Exercise requirements: Gather up all lines that carry the word "trophy".

Task input:

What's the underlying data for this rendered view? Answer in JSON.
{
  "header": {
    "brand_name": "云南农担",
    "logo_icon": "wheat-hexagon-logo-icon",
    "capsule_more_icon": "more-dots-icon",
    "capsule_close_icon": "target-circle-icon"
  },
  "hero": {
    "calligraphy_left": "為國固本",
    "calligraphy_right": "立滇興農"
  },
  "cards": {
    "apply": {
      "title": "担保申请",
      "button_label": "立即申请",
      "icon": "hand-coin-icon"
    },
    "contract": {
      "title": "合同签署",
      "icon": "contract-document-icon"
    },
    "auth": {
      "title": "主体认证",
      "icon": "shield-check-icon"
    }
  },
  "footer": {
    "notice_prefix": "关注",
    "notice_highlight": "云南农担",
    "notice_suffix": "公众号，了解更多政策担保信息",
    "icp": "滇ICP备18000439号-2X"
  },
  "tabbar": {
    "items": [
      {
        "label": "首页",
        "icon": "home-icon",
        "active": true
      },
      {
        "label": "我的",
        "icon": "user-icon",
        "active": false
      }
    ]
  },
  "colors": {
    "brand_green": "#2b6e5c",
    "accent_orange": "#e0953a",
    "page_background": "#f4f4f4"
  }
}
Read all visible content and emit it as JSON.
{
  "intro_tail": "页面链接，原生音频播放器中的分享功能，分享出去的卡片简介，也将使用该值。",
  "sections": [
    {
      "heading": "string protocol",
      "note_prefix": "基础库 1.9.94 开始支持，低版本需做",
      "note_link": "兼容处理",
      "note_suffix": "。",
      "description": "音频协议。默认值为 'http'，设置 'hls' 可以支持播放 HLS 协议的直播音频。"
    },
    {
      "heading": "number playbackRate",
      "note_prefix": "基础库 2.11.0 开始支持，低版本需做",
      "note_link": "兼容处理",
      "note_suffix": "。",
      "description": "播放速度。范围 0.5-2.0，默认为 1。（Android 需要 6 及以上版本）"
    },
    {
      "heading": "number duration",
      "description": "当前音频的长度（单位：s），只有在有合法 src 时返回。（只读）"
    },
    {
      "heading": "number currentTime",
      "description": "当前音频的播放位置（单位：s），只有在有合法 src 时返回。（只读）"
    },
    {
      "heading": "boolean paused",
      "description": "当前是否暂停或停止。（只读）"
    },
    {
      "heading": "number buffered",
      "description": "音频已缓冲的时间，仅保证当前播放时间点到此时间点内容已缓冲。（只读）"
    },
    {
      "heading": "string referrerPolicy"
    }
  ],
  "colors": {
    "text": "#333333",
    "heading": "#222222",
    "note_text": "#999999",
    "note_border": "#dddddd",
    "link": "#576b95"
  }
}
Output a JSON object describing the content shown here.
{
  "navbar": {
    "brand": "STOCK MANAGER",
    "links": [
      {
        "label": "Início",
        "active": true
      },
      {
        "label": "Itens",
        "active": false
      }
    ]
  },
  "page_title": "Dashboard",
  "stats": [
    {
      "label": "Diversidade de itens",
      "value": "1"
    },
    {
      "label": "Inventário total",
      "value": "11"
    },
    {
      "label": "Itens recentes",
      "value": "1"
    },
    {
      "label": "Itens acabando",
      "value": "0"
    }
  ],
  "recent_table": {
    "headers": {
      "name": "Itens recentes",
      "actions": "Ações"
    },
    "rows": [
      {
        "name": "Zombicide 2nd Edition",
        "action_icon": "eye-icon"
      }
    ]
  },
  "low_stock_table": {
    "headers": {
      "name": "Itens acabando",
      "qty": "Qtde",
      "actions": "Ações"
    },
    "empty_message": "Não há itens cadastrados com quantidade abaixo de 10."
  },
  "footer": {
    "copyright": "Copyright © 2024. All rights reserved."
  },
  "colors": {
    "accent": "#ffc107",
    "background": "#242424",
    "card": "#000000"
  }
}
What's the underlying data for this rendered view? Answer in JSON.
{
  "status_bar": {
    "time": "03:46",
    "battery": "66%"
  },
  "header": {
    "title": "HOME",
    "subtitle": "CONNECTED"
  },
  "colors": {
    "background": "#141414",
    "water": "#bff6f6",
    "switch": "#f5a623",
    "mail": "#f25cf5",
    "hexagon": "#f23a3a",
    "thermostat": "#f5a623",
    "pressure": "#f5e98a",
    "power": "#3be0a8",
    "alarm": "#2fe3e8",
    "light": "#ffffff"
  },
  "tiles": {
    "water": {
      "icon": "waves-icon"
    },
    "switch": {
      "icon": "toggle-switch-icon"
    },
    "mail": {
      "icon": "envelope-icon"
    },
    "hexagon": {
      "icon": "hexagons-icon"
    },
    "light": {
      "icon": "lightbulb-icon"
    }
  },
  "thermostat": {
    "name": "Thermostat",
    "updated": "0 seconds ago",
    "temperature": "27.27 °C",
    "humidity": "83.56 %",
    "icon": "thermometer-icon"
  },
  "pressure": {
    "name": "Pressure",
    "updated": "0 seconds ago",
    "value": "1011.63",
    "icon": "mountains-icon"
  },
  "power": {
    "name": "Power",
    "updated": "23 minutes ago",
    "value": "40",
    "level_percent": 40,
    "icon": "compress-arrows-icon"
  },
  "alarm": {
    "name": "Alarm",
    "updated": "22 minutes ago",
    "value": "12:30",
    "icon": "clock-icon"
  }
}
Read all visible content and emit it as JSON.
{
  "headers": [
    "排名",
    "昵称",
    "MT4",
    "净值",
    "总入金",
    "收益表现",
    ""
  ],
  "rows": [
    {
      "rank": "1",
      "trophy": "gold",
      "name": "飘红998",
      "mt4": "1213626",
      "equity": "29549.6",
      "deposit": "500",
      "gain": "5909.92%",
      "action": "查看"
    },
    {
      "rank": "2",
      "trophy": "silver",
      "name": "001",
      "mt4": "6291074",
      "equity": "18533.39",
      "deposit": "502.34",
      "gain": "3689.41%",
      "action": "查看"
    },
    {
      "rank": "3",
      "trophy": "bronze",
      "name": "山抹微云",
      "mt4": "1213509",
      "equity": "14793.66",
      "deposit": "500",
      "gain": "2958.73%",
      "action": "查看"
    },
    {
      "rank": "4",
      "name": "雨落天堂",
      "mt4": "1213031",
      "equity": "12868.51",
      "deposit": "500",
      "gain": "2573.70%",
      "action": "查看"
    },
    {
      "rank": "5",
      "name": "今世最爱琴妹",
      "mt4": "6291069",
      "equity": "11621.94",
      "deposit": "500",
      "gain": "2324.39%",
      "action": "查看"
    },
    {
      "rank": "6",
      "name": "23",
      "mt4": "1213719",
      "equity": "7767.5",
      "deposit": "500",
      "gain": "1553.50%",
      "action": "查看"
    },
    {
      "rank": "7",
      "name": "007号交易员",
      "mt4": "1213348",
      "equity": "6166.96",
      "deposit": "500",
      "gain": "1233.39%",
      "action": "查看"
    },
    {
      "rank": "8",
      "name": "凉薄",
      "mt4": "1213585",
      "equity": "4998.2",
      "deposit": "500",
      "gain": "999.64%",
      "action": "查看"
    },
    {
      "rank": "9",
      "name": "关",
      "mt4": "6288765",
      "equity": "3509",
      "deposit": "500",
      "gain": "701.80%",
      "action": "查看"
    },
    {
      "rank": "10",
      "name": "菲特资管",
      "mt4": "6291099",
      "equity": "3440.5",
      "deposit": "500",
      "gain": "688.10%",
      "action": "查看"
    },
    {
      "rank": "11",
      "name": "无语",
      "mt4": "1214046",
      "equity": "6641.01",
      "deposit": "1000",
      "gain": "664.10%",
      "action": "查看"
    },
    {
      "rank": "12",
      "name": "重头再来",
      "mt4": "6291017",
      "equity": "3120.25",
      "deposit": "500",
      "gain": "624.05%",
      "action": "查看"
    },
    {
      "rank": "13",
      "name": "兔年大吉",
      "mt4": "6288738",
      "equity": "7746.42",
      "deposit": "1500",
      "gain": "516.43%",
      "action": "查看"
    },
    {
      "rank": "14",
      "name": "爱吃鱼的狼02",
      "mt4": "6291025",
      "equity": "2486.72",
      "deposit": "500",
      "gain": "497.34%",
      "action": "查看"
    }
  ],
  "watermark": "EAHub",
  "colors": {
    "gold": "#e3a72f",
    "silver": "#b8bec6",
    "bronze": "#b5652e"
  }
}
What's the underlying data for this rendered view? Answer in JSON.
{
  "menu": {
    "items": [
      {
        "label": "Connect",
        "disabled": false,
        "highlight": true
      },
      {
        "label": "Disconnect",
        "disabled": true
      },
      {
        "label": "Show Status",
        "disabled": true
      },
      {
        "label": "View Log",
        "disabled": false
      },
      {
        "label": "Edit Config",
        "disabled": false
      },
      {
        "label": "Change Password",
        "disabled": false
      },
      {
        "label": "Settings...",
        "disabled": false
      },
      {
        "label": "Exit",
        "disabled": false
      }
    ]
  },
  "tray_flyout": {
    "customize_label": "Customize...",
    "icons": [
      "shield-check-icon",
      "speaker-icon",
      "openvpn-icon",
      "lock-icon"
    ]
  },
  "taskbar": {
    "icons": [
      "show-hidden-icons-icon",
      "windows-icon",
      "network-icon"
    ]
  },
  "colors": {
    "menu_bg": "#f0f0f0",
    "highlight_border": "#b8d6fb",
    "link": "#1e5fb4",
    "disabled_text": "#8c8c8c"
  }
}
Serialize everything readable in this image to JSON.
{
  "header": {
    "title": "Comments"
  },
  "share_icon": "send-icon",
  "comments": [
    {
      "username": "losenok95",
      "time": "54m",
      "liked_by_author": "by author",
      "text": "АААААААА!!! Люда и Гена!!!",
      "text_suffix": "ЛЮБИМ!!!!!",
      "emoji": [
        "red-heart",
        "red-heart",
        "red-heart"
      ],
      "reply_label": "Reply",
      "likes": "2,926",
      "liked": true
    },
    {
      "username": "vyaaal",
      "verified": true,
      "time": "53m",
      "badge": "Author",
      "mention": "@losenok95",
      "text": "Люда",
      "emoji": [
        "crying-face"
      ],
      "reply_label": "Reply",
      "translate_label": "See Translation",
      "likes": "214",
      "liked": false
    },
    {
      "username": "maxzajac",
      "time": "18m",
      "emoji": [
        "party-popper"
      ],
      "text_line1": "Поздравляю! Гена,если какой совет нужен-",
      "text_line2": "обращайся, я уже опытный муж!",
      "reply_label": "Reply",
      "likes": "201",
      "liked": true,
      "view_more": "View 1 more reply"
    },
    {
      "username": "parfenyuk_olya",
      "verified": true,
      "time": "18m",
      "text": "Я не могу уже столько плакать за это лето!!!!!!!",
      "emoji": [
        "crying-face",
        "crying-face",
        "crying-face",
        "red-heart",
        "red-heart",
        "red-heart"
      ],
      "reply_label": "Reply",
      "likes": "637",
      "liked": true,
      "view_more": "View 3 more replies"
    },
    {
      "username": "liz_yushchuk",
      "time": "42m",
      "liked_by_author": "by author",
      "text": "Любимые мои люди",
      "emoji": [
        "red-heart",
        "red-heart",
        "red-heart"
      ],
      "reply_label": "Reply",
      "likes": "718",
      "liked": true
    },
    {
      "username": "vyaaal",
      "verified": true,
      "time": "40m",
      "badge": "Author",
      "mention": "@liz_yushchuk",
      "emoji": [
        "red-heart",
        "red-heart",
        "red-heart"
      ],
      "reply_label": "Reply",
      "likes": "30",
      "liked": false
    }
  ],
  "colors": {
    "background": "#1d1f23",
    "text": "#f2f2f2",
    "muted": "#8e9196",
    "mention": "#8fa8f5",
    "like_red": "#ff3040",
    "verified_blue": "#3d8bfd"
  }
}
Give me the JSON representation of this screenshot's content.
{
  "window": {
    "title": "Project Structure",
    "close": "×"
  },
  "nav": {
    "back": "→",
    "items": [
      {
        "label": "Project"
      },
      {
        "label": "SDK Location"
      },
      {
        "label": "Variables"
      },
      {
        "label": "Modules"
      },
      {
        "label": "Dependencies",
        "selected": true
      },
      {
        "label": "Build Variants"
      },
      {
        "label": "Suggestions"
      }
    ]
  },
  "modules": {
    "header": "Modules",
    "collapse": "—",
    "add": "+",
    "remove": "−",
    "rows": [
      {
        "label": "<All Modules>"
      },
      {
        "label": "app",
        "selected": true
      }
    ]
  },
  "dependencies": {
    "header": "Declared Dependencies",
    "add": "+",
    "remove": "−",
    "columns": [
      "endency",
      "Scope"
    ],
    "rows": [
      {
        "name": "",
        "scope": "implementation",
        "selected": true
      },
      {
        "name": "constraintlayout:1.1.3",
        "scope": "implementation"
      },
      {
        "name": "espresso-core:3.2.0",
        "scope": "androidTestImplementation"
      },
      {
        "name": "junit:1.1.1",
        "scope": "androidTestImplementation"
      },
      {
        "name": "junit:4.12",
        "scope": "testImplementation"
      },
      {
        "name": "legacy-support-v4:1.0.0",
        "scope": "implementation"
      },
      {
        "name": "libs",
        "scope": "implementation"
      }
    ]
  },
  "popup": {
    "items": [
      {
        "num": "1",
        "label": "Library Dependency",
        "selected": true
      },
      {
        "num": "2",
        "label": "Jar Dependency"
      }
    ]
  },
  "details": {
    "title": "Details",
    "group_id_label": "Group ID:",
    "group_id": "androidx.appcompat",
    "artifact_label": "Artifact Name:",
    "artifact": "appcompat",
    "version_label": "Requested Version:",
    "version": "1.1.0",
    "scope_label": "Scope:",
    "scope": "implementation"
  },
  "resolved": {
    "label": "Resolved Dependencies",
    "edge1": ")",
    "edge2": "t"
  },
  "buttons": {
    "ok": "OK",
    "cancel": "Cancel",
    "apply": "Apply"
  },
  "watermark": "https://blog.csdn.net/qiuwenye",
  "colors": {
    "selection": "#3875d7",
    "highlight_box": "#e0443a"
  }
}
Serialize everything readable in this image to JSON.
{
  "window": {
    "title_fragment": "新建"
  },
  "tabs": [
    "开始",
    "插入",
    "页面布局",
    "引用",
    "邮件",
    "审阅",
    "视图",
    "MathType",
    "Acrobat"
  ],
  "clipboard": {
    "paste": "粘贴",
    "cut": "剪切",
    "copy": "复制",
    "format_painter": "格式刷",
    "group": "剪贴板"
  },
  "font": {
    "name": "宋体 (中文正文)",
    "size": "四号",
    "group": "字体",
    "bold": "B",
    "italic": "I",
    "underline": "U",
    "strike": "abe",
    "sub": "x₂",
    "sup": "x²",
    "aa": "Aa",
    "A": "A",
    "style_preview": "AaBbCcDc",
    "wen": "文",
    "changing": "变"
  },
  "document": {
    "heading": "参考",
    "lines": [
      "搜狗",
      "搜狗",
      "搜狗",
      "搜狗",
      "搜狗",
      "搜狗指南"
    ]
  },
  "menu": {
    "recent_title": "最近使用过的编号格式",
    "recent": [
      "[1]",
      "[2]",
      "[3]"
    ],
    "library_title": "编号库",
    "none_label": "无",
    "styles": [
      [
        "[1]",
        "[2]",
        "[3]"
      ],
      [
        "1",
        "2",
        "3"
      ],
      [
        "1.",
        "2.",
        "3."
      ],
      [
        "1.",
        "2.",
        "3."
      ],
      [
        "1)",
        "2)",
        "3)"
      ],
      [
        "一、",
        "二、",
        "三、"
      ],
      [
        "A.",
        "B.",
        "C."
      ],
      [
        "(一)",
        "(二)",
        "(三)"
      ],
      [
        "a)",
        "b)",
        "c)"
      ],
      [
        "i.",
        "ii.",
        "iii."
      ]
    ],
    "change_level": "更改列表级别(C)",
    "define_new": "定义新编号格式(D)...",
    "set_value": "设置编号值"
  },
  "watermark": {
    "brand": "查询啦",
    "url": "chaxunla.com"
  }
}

Output for this exercise:
      "trophy": "gold",
      "trophy": "silver",
      "trophy": "bronze",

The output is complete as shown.